- Exercise prompt -
Copy each line exactly. Leave nothing out.

Data excerpts
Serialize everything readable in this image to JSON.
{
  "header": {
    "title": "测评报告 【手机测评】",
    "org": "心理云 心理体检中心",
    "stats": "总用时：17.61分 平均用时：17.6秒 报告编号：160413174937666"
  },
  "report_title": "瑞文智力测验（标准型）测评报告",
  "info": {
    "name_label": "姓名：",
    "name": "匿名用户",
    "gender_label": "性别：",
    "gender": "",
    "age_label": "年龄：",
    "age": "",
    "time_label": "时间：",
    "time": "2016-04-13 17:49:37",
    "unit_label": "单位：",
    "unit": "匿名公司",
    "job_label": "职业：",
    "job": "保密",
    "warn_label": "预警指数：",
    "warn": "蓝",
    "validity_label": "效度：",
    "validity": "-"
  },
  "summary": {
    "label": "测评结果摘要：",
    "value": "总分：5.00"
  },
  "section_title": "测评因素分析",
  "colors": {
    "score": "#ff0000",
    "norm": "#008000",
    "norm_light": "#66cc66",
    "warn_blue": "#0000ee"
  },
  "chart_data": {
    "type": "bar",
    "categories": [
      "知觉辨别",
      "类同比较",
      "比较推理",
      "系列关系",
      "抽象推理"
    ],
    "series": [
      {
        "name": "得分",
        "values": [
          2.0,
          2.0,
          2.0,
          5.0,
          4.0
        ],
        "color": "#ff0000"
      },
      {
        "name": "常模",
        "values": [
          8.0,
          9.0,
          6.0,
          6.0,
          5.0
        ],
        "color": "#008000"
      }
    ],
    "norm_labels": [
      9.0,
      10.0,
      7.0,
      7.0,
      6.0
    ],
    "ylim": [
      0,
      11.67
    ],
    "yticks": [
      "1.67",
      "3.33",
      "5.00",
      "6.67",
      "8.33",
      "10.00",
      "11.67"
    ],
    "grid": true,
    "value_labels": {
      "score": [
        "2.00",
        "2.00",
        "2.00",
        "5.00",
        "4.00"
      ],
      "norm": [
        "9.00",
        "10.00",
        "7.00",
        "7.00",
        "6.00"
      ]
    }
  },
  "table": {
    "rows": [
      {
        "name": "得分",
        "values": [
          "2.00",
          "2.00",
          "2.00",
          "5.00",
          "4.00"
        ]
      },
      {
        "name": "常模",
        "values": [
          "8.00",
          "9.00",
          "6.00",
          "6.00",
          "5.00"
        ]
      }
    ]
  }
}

- Correct response -
Serialize everything readable in this image to JSON.
{
  "header": {
    "title": "测评报告 【手机测评】",
    "org": "心理云 心理体检中心",
    "stats": "总用时：17.61分 平均用时：17.6秒 报告编号：160413174937666"
  },
  "report_title": "瑞文智力测验（标准型）测评报告",
  "info": {
    "name_label": "姓名：",
    "name": "匿名用户",
    "gender_label": "性别：",
    "gender": "",
    "age_label": "年龄：",
    "age": "",
    "time_label": "时间：",
    "time": "2016-04-13 17:49:37",
    "unit_label": "单位：",
    "unit": "匿名公司",
    "job_label": "职业：",
    "job": "保密",
    "warn_label": "预警指数：",
    "warn": "蓝",
    "validity_label": "效度：",
    "validity": "-"
  },
  "summary": {
    "label": "测评结果摘要：",
    "value": "总分：5.00"
  },
  "section_title": "测评因素分析",
  "colors": {
    "score": "#ff0000",
    "norm": "#008000",
    "norm_light": "#66cc66",
    "warn_blue": "#0000ee"
  },
  "chart_data": {
    "type": "bar",
    "categories": [
      "知觉辨别",
      "类同比较",
      "比较推理",
      "系列关系",
      "抽象推理"
    ],
    "series": [
      {
        "name": "得分",
        "values": [
          2.0,
          2.0,
          2.0,
          5.0,
          4.0
        ],
        "color": "#ff0000"
      },
      {
        "name": "常模",
        "values": [
          8.0,
          9.0,
          6.0,
          6.0,
          5.0
        ],
        "color": "#008000"
      }
    ],
    "norm_labels": [
      9.0,
      10.0,
      7.0,
      7.0,
      6.0
    ],
    "ylim": [
      0,
      11.67
    ],
    "yticks": [
      "1.67",
      "3.33",
      "5.00",
      "6.67",
      "8.33",
      "10.00",
      "11.67"
    ],
    "grid": true,
    "value_labels": {
      "score": [
        "2.00",
        "2.00",
        "2.00",
        "5.00",
        "4.00"
      ],
      "norm": [
        "9.00",
        "10.00",
        "7.00",
        "7.00",
        "6.00"
      ]
    }
  },
  "table": {
    "rows": [
      {
        "name": "得分",
        "values": [
          "2.00",
          "2.00",
          "2.00",
          "5.00",
          "4.00"
        ]
      },
      {
        "name": "常模",
        "values": [
          "8.00",
          "9.00",
          "6.00",
          "6.00",
          "5.00"
        ]
      }
    ]
  }
}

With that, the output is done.